Instructions for the task ▸ Collect each line holding the string "rules".

Exercise data ▸
┄┄┄┄┄┄

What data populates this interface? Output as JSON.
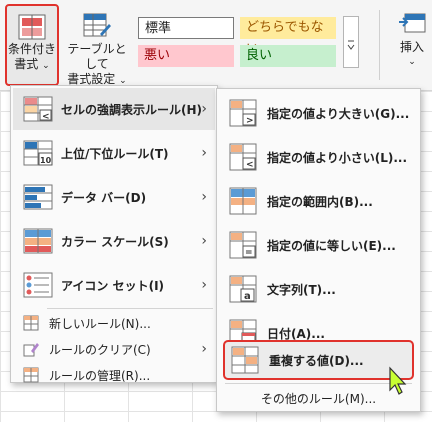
{
  "ribbon": {
    "conditional_format": {
      "line1": "条件付き",
      "line2": "書式",
      "caret": "⌄"
    },
    "format_as_table": {
      "line1": "テーブルとして",
      "line2": "書式設定",
      "caret": "⌄"
    },
    "styles": {
      "standard": "標準",
      "neutral": "どちらでもない",
      "bad": "悪い",
      "good": "良い"
    },
    "insert": {
      "label": "挿入",
      "caret": "⌄"
    }
  },
  "main_menu": {
    "items": [
      {
        "label": "セルの強調表示ルール(H)",
        "icon": "highlight-cells-icon"
      },
      {
        "label": "上位/下位ルール(T)",
        "icon": "top-bottom-icon"
      },
      {
        "label": "データ バー(D)",
        "icon": "data-bars-icon"
      },
      {
        "label": "カラー スケール(S)",
        "icon": "color-scales-icon"
      },
      {
        "label": "アイコン セット(I)",
        "icon": "icon-sets-icon"
      }
    ],
    "small_items": [
      {
        "label": "新しいルール(N)...",
        "icon": "new-rule-icon"
      },
      {
        "label": "ルールのクリア(C)",
        "icon": "clear-rules-icon"
      },
      {
        "label": "ルールの管理(R)...",
        "icon": "manage-rules-icon"
      }
    ],
    "arrow": "›"
  },
  "sub_menu": {
    "items": [
      {
        "label": "指定の値より大きい(G)...",
        "icon": "greater-than-icon"
      },
      {
        "label": "指定の値より小さい(L)...",
        "icon": "less-than-icon"
      },
      {
        "label": "指定の範囲内(B)...",
        "icon": "between-icon"
      },
      {
        "label": "指定の値に等しい(E)...",
        "icon": "equal-to-icon"
      },
      {
        "label": "文字列(T)...",
        "icon": "text-contains-icon"
      },
      {
        "label": "日付(A)...",
        "icon": "date-occurring-icon"
      },
      {
        "label": "重複する値(D)...",
        "icon": "duplicate-values-icon"
      }
    ],
    "other": "その他のルール(M)..."
  },
  "colors": {
    "highlight_border": "#e0322c",
    "accent_blue": "#2e75b6",
    "accent_red": "#e15a5a"
  }
}
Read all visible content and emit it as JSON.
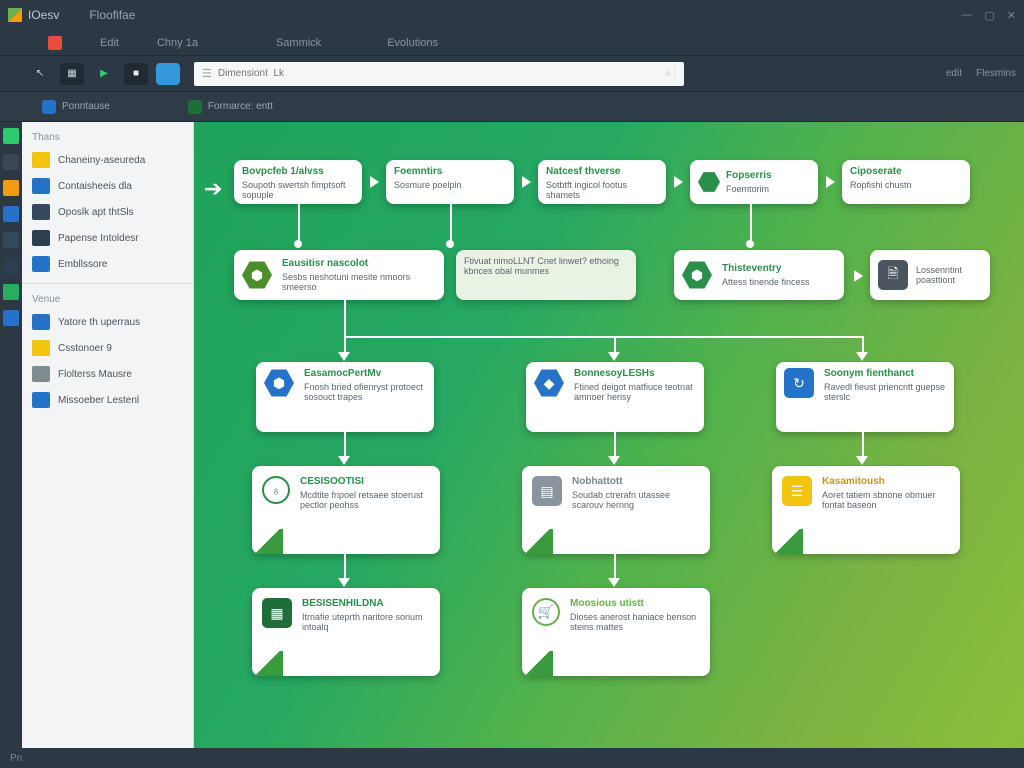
{
  "app": {
    "title": "IOesv",
    "subtitle": "Floofifae"
  },
  "menu": {
    "items": [
      "Edit",
      "Chny 1a",
      "Sammick",
      "Evolutions"
    ]
  },
  "ribbon": {
    "search_placeholder": "Dimensiont  Lk",
    "right_label_1": "edit",
    "right_label_2": "Flesmins"
  },
  "context": {
    "item1": "Ponntause",
    "item2": "Formarce: entt"
  },
  "sidebar": {
    "section1": "Thans",
    "items1": [
      "Chaneiny-aseureda",
      "Contaisheeis dla",
      "Oposlk apt thtSls",
      "Papense Intoldesr",
      "Embllssore"
    ],
    "section2": "Venue",
    "items2": [
      "Yatore th uperraus",
      "Csstonoer 9",
      "Flolterss Mausre",
      "Missoeber Lestenl"
    ]
  },
  "nodes": {
    "r1": [
      {
        "title": "Bovpcfeb 1/alvss",
        "sub": "Soupoth swertsh fimptsoft sopuple"
      },
      {
        "title": "Foemntirs",
        "sub": "Sosmure poelpin"
      },
      {
        "title": "Natcesf thverse",
        "sub": "Sotbtft ingicol footus shamets"
      },
      {
        "title": "Fopserris",
        "sub": "Foemtorim"
      },
      {
        "title": "Ciposerate",
        "sub": "Ropfishi chustn"
      }
    ],
    "r2a": {
      "title": "Eausitisr nascolot",
      "sub": "Sesbs neshotuni mesite nmoors smeerso"
    },
    "r2b": {
      "title": "",
      "sub": "Ftivuat nimoLLNT Cnet linwet? ethoing kbnces obal munmes"
    },
    "r2c": {
      "title": "Thisteventry",
      "sub": "Attess tinende fincess"
    },
    "r2d": {
      "title": "",
      "sub": "Lossenntint poasttiont"
    },
    "r3": [
      {
        "title": "EasamocPertMv",
        "sub": "Fnosh bried ofienryst protoect sosouct trapes"
      },
      {
        "title": "BonnesoyLESHs",
        "sub": "Ftined deigot matfiuce teotnat amnoer herisy"
      },
      {
        "title": "Soonym fienthanct",
        "sub": "Ravedl fieust priencritt guepse sterslc"
      }
    ],
    "r4": [
      {
        "title": "CESISOOTISI",
        "sub": "Mcdtite fripoel retsaee stoerust pectlor peohss"
      },
      {
        "title": "Nobhattott",
        "sub": "Soudab ctrerafn utassee scarouv hernng"
      },
      {
        "title": "Kasamitoush",
        "sub": "Aoret tatiem sbnone obmuer fontat baseon"
      }
    ],
    "r5": [
      {
        "title": "BESISENHILDNA",
        "sub": "Itrnafie uteprth naritore sonum intoalq"
      },
      {
        "title": "Moosious utistt",
        "sub": "Dioses anerost haniace benson steins mattes"
      }
    ]
  },
  "status": {
    "text": "Pn"
  }
}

┄┄┄┄┄┄

Answer to this task ▸
        "icon": "clear-rules-icon"
        "icon": "manage-rules-icon"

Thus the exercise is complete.